## Exercise description
Give as a numbered list the lines of the records from the line that contains "material-type-label: TEXTO BASE (2010, 1002, 2230, 1043)" through the line that contains "material-type-label: QUESTÕES ONLINE (1780, 1095, 1999, 1135)", both included, with any blank lines left out.

* BEGIN *

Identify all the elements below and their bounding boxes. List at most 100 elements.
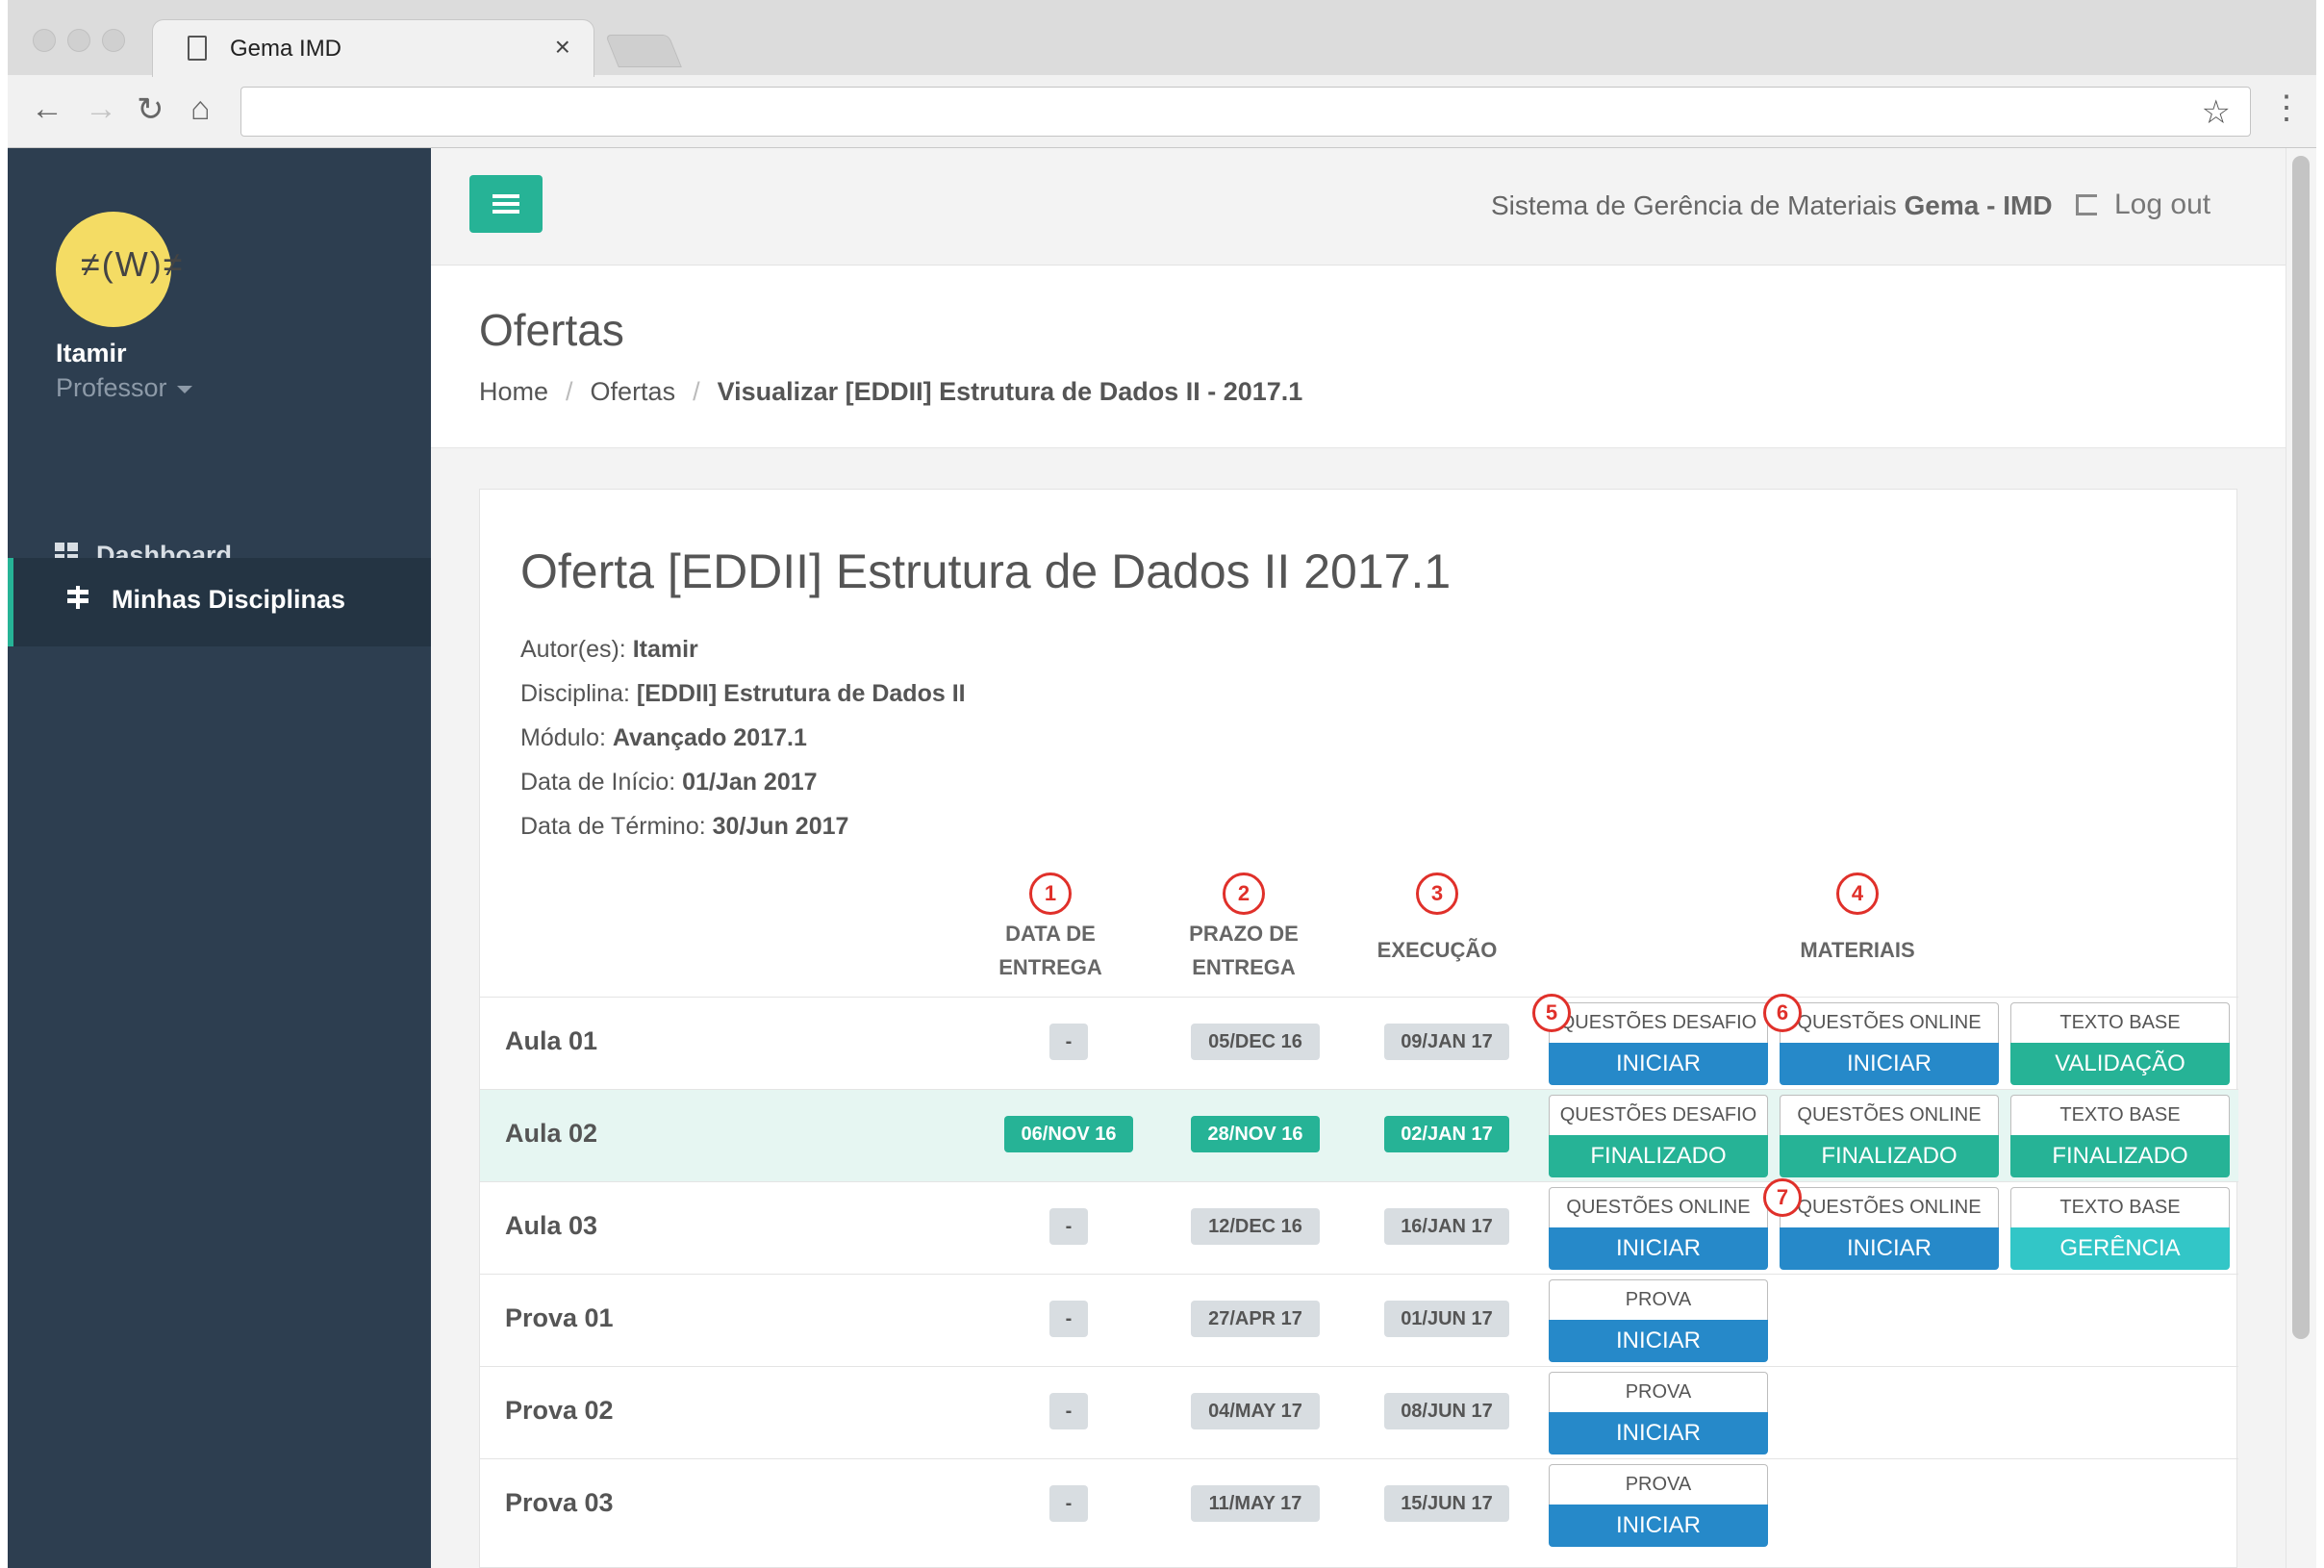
material-type-label: TEXTO BASE (2010, 1002, 2230, 1043)
window-close-dot[interactable] (33, 29, 56, 52)
hamburger-bar (493, 202, 519, 206)
material-action-button[interactable]: INICIAR (1549, 1412, 1768, 1454)
delivery-date-badge: - (1049, 1485, 1088, 1522)
browser-menu-icon[interactable]: ⋮ (2270, 89, 2303, 127)
tab-strip: Gema IMD × (8, 0, 2316, 77)
material-action-button[interactable]: INICIAR (1780, 1227, 1999, 1270)
address-bar[interactable]: ☆ (240, 87, 2251, 137)
row-label: Prova 03 (505, 1488, 614, 1517)
page: Gema IMD × ← → ↻ ⌂ ☆ ⋮ ≠(W)≠ Itamir Prof… (0, 0, 2324, 1568)
breadcrumb-ofertas[interactable]: Ofertas (591, 377, 676, 406)
browser-toolbar: ← → ↻ ⌂ ☆ ⋮ (8, 75, 2316, 148)
avatar-face: ≠(W)≠ (81, 244, 185, 284)
row-label: Prova 02 (505, 1396, 614, 1425)
system-title-prefix: Sistema de Gerência de Materiais (1491, 190, 1905, 220)
material-card: QUESTÕES DESAFIO INICIAR (1549, 1002, 1768, 1085)
header-execution: EXECUÇÃO (1377, 938, 1498, 962)
logout-link[interactable]: Log out (2076, 189, 2210, 221)
material-action-button[interactable]: INICIAR (1549, 1320, 1768, 1362)
window-minimize-dot[interactable] (67, 29, 90, 52)
marker-6: 6 (1763, 994, 1802, 1032)
material-card: TEXTO BASE VALIDAÇÃO (2010, 1002, 2230, 1085)
browser-tab[interactable]: Gema IMD × (152, 19, 594, 77)
tab-title: Gema IMD (230, 36, 342, 62)
material-type-label: QUESTÕES ONLINE (1780, 1095, 1999, 1135)
material-action-button[interactable]: INICIAR (1549, 1505, 1768, 1547)
menu-toggle-button[interactable] (469, 175, 543, 233)
header-line: DATA DE (1005, 922, 1096, 946)
execution-date-badge: 16/JAN 17 (1384, 1208, 1509, 1245)
offer-panel: Oferta [EDDII] Estrutura de Dados II 201… (479, 489, 2238, 1568)
delivery-date-badge: - (1049, 1301, 1088, 1337)
info-value: 01/Jan 2017 (682, 769, 818, 796)
material-type-label: QUESTÕES DESAFIO (1549, 1095, 1768, 1135)
scrollbar[interactable] (2286, 148, 2316, 1568)
header-deadline: PRAZO DE ENTREGA (1167, 917, 1321, 984)
user-name: Itamir (56, 339, 127, 367)
user-role-dropdown[interactable]: Professor (56, 373, 192, 403)
material-type-label: QUESTÕES DESAFIO (1549, 1002, 1768, 1043)
execution-date-badge: 09/JAN 17 (1384, 1024, 1509, 1060)
marker-4: 4 (1836, 873, 1879, 915)
table-row: Prova 02 - 04/MAY 17 08/JUN 17 PROVA INICIAR (480, 1366, 2238, 1458)
material-action-button[interactable]: INICIAR (1549, 1227, 1768, 1270)
bookmark-star-icon[interactable]: ☆ (2202, 93, 2231, 132)
row-label: Aula 02 (505, 1119, 598, 1148)
breadcrumb-separator: / (566, 377, 573, 406)
home-icon[interactable]: ⌂ (190, 90, 211, 128)
sidebar-item-minhas-disciplinas[interactable]: Minhas Disciplinas (8, 558, 431, 646)
material-action-button[interactable]: INICIAR (1549, 1043, 1768, 1085)
marker-7: 7 (1763, 1178, 1802, 1217)
info-value: Avançado 2017.1 (612, 724, 807, 751)
caret-down-icon (176, 385, 192, 393)
new-tab-button[interactable] (605, 35, 682, 67)
execution-date-badge: 08/JUN 17 (1384, 1393, 1509, 1429)
execution-date-badge: 15/JUN 17 (1384, 1485, 1509, 1522)
breadcrumb-separator: / (693, 377, 700, 406)
window-maximize-dot[interactable] (102, 29, 125, 52)
reload-icon[interactable]: ↻ (137, 90, 164, 129)
row-label: Aula 01 (505, 1026, 598, 1055)
delivery-date-badge: 06/NOV 16 (1004, 1116, 1133, 1152)
material-action-button[interactable]: FINALIZADO (1780, 1135, 1999, 1177)
info-label: Data de Término: (520, 813, 713, 840)
breadcrumb-home[interactable]: Home (479, 377, 548, 406)
table-row: Aula 01 - 05/DEC 16 09/JAN 17 QUESTÕES DESAF… (480, 997, 2238, 1089)
material-card: QUESTÕES ONLINE INICIAR (1780, 1187, 1999, 1270)
info-value: Itamir (632, 636, 698, 663)
logout-icon (2076, 194, 2097, 215)
material-type-label: TEXTO BASE (2010, 1187, 2230, 1227)
system-name: Gema - IMD (1904, 190, 2053, 220)
browser-chrome: Gema IMD × ← → ↻ ⌂ ☆ ⋮ (8, 0, 2316, 148)
material-card: QUESTÕES ONLINE FINALIZADO (1780, 1095, 1999, 1177)
sidebar-item-label: Minhas Disciplinas (112, 585, 346, 614)
material-card: PROVA INICIAR (1549, 1279, 1768, 1362)
material-action-button[interactable]: FINALIZADO (2010, 1135, 2230, 1177)
table-row: Prova 01 - 27/APR 17 01/JUN 17 PROVA INICIAR (480, 1274, 2238, 1366)
back-icon[interactable]: ← (31, 90, 63, 128)
scrollbar-thumb[interactable] (2292, 156, 2310, 1339)
material-type-label: QUESTÕES ONLINE (1780, 1187, 1999, 1227)
deadline-date-badge: 11/MAY 17 (1191, 1485, 1320, 1522)
forward-icon[interactable]: → (85, 90, 117, 128)
breadcrumb-current: Visualizar [EDDII] Estrutura de Dados II… (717, 377, 1303, 406)
material-action-button[interactable]: INICIAR (1780, 1043, 1999, 1085)
info-label: Módulo: (520, 724, 613, 751)
deadline-date-badge: 05/DEC 16 (1191, 1024, 1320, 1060)
material-type-label: PROVA (1549, 1279, 1768, 1320)
material-action-button[interactable]: VALIDAÇÃO (2010, 1043, 2230, 1085)
execution-date-badge: 01/JUN 17 (1384, 1301, 1509, 1337)
material-type-label: TEXTO BASE (2010, 1095, 2230, 1135)
breadcrumb: Home / Ofertas / Visualizar [EDDII] Estrutur… (479, 377, 1302, 407)
header-line: PRAZO DE (1189, 922, 1299, 946)
material-card: QUESTÕES ONLINE INICIAR (1549, 1187, 1768, 1270)
avatar[interactable]: ≠(W)≠ (56, 212, 182, 327)
material-action-button[interactable]: GERÊNCIA (2010, 1227, 2230, 1270)
tab-close-icon[interactable]: × (555, 32, 570, 63)
marker-5: 5 (1532, 994, 1571, 1032)
deadline-date-badge: 04/MAY 17 (1191, 1393, 1320, 1429)
delivery-date-badge: - (1049, 1024, 1088, 1060)
offer-title: Oferta [EDDII] Estrutura de Dados II 201… (520, 544, 1452, 598)
table-row: Aula 02 06/NOV 16 28/NOV 16 02/JAN 17 QUESTÕ… (480, 1089, 2238, 1181)
material-action-button[interactable]: FINALIZADO (1549, 1135, 1768, 1177)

* END *

## Output for this task
1. material-type-label: TEXTO BASE (2010, 1002, 2230, 1043)
2. window-close-dot[interactable] (33, 29, 56, 52)
3. hamburger-bar (493, 202, 519, 206)
4. material-action-button[interactable]: INICIAR (1549, 1412, 1768, 1454)
5. delivery-date-badge: - (1049, 1485, 1088, 1522)
6. browser-menu-icon[interactable]: ⋮ (2270, 89, 2303, 127)
7. tab-strip: Gema IMD × (8, 0, 2316, 77)
8. material-action-button[interactable]: INICIAR (1780, 1227, 1999, 1270)
9. address-bar[interactable]: ☆ (240, 87, 2251, 137)
10. row-label: Prova 03 (505, 1488, 614, 1517)
11. page: Gema IMD × ← → ↻ ⌂ ☆ ⋮ ≠(W)≠ Itamir Prof… (0, 0, 2324, 1568)
12. breadcrumb-ofertas[interactable]: Ofertas (591, 377, 676, 406)
13. browser-toolbar: ← → ↻ ⌂ ☆ ⋮ (8, 75, 2316, 148)
14. avatar-face: ≠(W)≠ (81, 244, 185, 284)
15. row-label: Prova 02 (505, 1396, 614, 1425)
16. system-title-prefix: Sistema de Gerência de Materiais (1491, 190, 1905, 220)
17. material-card: QUESTÕES DESAFIO INICIAR (1549, 1002, 1768, 1085)
18. header-execution: EXECUÇÃO (1377, 938, 1498, 962)
19. logout-link[interactable]: Log out (2076, 189, 2210, 221)
20. material-action-button[interactable]: INICIAR (1549, 1320, 1768, 1362)
21. window-minimize-dot[interactable] (67, 29, 90, 52)
22. marker-6: 6 (1763, 994, 1802, 1032)
23. material-card: TEXTO BASE VALIDAÇÃO (2010, 1002, 2230, 1085)
24. browser-tab[interactable]: Gema IMD × (152, 19, 594, 77)
25. tab-title: Gema IMD (230, 36, 342, 62)
26. material-type-label: QUESTÕES ONLINE (1780, 1095, 1999, 1135)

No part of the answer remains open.